━━━━━ Exercise materials ━━━━━

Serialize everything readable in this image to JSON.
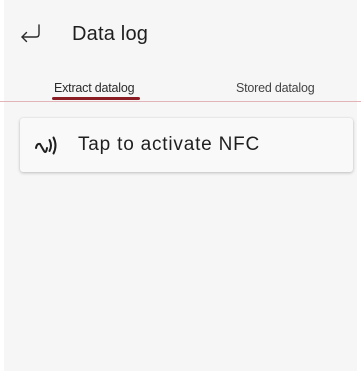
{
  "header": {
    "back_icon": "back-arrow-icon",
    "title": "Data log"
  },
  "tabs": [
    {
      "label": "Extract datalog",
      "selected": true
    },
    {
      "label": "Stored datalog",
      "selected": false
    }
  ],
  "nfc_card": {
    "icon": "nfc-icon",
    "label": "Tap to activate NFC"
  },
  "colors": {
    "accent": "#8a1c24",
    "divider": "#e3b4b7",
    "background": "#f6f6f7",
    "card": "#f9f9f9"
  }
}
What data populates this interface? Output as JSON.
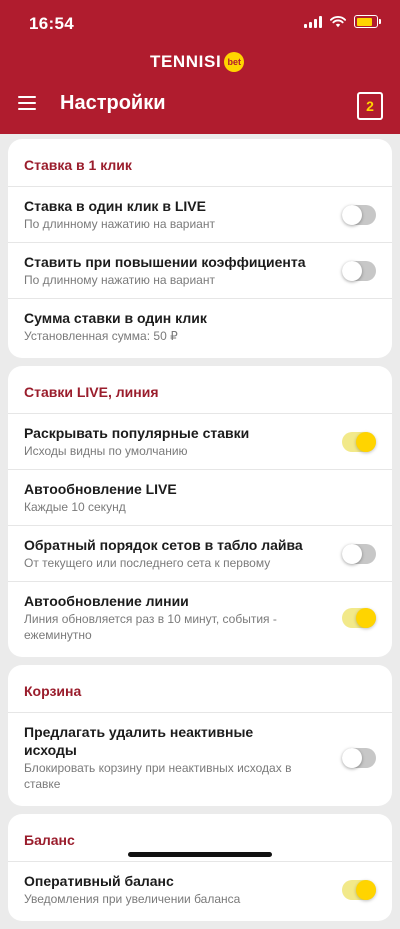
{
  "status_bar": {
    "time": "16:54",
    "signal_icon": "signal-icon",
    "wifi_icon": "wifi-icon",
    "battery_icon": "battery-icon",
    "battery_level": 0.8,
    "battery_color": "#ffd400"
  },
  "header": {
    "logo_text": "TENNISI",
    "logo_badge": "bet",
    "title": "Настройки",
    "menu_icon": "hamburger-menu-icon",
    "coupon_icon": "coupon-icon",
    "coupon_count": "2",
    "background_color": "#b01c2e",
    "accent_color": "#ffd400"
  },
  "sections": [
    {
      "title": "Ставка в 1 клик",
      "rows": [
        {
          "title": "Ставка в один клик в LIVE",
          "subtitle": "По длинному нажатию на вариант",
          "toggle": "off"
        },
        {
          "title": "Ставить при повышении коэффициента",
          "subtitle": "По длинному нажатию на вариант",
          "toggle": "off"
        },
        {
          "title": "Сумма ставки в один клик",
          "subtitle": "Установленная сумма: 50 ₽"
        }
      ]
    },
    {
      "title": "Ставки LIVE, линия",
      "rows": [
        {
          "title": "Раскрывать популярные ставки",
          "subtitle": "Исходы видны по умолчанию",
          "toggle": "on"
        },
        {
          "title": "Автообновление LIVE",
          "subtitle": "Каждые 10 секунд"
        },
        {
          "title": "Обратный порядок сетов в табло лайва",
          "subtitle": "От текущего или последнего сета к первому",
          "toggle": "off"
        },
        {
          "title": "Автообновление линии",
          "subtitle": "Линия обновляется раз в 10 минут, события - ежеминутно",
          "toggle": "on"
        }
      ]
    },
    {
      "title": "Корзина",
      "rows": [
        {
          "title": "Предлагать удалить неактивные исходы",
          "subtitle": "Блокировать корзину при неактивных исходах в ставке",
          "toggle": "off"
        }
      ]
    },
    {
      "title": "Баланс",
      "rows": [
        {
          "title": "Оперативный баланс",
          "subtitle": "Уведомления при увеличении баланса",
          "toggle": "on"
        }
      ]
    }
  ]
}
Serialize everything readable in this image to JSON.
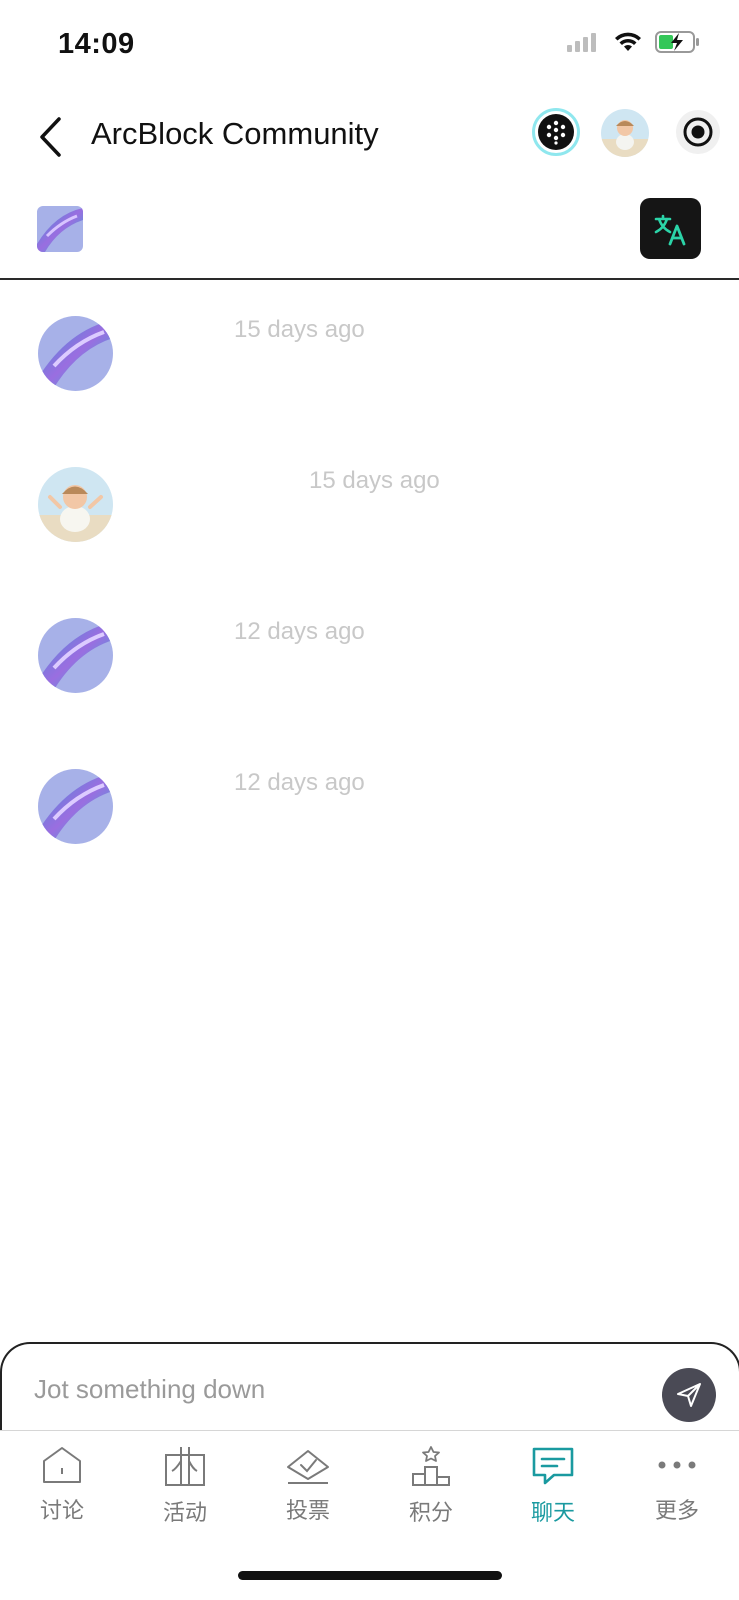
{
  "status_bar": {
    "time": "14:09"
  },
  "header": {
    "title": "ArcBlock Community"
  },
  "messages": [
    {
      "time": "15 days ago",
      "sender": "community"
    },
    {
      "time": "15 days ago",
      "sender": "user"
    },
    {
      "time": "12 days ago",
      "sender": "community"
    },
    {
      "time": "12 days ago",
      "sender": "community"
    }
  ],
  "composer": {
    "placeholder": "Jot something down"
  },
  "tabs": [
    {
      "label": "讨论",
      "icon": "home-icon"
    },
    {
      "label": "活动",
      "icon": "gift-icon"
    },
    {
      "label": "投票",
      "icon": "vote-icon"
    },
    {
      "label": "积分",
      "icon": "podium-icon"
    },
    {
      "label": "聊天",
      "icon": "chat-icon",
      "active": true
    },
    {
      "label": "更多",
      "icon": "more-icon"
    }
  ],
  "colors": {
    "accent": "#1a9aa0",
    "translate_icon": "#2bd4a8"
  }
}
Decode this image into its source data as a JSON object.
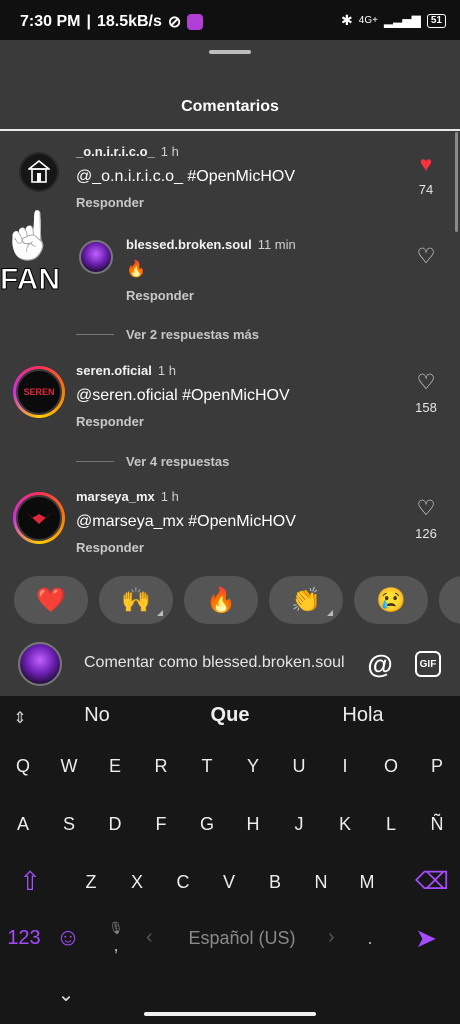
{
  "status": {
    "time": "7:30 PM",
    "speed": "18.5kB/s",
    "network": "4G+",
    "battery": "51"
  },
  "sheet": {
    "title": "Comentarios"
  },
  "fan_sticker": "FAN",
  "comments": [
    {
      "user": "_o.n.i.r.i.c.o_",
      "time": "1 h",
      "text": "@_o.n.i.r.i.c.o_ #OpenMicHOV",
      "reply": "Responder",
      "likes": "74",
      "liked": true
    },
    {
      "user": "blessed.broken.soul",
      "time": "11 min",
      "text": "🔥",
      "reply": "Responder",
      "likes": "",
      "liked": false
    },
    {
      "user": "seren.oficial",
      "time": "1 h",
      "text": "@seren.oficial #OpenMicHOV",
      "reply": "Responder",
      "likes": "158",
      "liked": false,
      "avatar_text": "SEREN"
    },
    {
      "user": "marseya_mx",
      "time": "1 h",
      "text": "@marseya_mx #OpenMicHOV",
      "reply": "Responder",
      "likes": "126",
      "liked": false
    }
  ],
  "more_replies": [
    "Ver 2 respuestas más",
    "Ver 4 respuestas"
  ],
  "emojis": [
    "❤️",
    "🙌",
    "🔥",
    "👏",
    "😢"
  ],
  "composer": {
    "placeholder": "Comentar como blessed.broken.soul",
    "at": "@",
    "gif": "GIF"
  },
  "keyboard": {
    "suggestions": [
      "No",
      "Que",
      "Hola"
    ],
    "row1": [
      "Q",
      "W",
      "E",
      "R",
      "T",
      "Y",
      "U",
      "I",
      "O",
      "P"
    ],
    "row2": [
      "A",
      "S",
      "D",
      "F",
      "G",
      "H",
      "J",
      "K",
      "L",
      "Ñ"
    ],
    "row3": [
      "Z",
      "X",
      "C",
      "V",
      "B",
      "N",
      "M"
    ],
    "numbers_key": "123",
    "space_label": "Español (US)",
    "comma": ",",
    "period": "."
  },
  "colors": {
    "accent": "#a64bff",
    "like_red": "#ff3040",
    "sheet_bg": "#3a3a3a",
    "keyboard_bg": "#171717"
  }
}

━━━━━

Given request
Print all the records again exactly; do not include any picture.

Response to the task
Serialize everything readable in this image to JSON.
{
  "header": {
    "back_icon": "back-arrow-icon",
    "title": "Data log"
  },
  "tabs": [
    {
      "label": "Extract datalog",
      "selected": true
    },
    {
      "label": "Stored datalog",
      "selected": false
    }
  ],
  "nfc_card": {
    "icon": "nfc-icon",
    "label": "Tap to activate NFC"
  },
  "colors": {
    "accent": "#8a1c24",
    "divider": "#e3b4b7",
    "background": "#f6f6f7",
    "card": "#f9f9f9"
  }
}
What data populates this interface? Output as JSON.
{
  "status_bar": {
    "time": "16:54",
    "signal_icon": "signal-icon",
    "wifi_icon": "wifi-icon",
    "battery_icon": "battery-icon",
    "battery_level": 0.8,
    "battery_color": "#ffd400"
  },
  "header": {
    "logo_text": "TENNISI",
    "logo_badge": "bet",
    "title": "Настройки",
    "menu_icon": "hamburger-menu-icon",
    "coupon_icon": "coupon-icon",
    "coupon_count": "2",
    "background_color": "#b01c2e",
    "accent_color": "#ffd400"
  },
  "sections": [
    {
      "title": "Ставка в 1 клик",
      "rows": [
        {
          "title": "Ставка в один клик в LIVE",
          "subtitle": "По длинному нажатию на вариант",
          "toggle": "off"
        },
        {
          "title": "Ставить при повышении коэффициента",
          "subtitle": "По длинному нажатию на вариант",
          "toggle": "off"
        },
        {
          "title": "Сумма ставки в один клик",
          "subtitle": "Установленная сумма: 50 ₽"
        }
      ]
    },
    {
      "title": "Ставки LIVE, линия",
      "rows": [
        {
          "title": "Раскрывать популярные ставки",
          "subtitle": "Исходы видны по умолчанию",
          "toggle": "on"
        },
        {
          "title": "Автообновление LIVE",
          "subtitle": "Каждые 10 секунд"
        },
        {
          "title": "Обратный порядок сетов в табло лайва",
          "subtitle": "От текущего или последнего сета к первому",
          "toggle": "off"
        },
        {
          "title": "Автообновление линии",
          "subtitle": "Линия обновляется раз в 10 минут, события - ежеминутно",
          "toggle": "on"
        }
      ]
    },
    {
      "title": "Корзина",
      "rows": [
        {
          "title": "Предлагать удалить неактивные исходы",
          "subtitle": "Блокировать корзину при неактивных исходах в ставке",
          "toggle": "off"
        }
      ]
    },
    {
      "title": "Баланс",
      "rows": [
        {
          "title": "Оперативный баланс",
          "subtitle": "Уведомления при увеличении баланса",
          "toggle": "on"
        }
      ]
    }
  ]
}
Serialize everything readable in this image to JSON.
{
  "status_bar": {
    "time": "14:09"
  },
  "header": {
    "title": "ArcBlock Community"
  },
  "messages": [
    {
      "time": "15 days ago",
      "sender": "community"
    },
    {
      "time": "15 days ago",
      "sender": "user"
    },
    {
      "time": "12 days ago",
      "sender": "community"
    },
    {
      "time": "12 days ago",
      "sender": "community"
    }
  ],
  "composer": {
    "placeholder": "Jot something down"
  },
  "tabs": [
    {
      "label": "讨论",
      "icon": "home-icon"
    },
    {
      "label": "活动",
      "icon": "gift-icon"
    },
    {
      "label": "投票",
      "icon": "vote-icon"
    },
    {
      "label": "积分",
      "icon": "podium-icon"
    },
    {
      "label": "聊天",
      "icon": "chat-icon",
      "active": true
    },
    {
      "label": "更多",
      "icon": "more-icon"
    }
  ],
  "colors": {
    "accent": "#1a9aa0",
    "translate_icon": "#2bd4a8"
  }
}
Decode this image into its source data as a JSON object.
{
  "status": {
    "time": "7:30 PM",
    "speed": "18.5kB/s",
    "network": "4G+",
    "battery": "51"
  },
  "sheet": {
    "title": "Comentarios"
  },
  "fan_sticker": "FAN",
  "comments": [
    {
      "user": "_o.n.i.r.i.c.o_",
      "time": "1 h",
      "text": "@_o.n.i.r.i.c.o_ #OpenMicHOV",
      "reply": "Responder",
      "likes": "74",
      "liked": true
    },
    {
      "user": "blessed.broken.soul",
      "time": "11 min",
      "text": "🔥",
      "reply": "Responder",
      "likes": "",
      "liked": false
    },
    {
      "user": "seren.oficial",
      "time": "1 h",
      "text": "@seren.oficial #OpenMicHOV",
      "reply": "Responder",
      "likes": "158",
      "liked": false,
      "avatar_text": "SEREN"
    },
    {
      "user": "marseya_mx",
      "time": "1 h",
      "text": "@marseya_mx #OpenMicHOV",
      "reply": "Responder",
      "likes": "126",
      "liked": false
    }
  ],
  "more_replies": [
    "Ver 2 respuestas más",
    "Ver 4 respuestas"
  ],
  "emojis": [
    "❤️",
    "🙌",
    "🔥",
    "👏",
    "😢"
  ],
  "composer": {
    "placeholder": "Comentar como blessed.broken.soul",
    "at": "@",
    "gif": "GIF"
  },
  "keyboard": {
    "suggestions": [
      "No",
      "Que",
      "Hola"
    ],
    "row1": [
      "Q",
      "W",
      "E",
      "R",
      "T",
      "Y",
      "U",
      "I",
      "O",
      "P"
    ],
    "row2": [
      "A",
      "S",
      "D",
      "F",
      "G",
      "H",
      "J",
      "K",
      "L",
      "Ñ"
    ],
    "row3": [
      "Z",
      "X",
      "C",
      "V",
      "B",
      "N",
      "M"
    ],
    "numbers_key": "123",
    "space_label": "Español (US)",
    "comma": ",",
    "period": "."
  },
  "colors": {
    "accent": "#a64bff",
    "like_red": "#ff3040",
    "sheet_bg": "#3a3a3a",
    "keyboard_bg": "#171717"
  }
}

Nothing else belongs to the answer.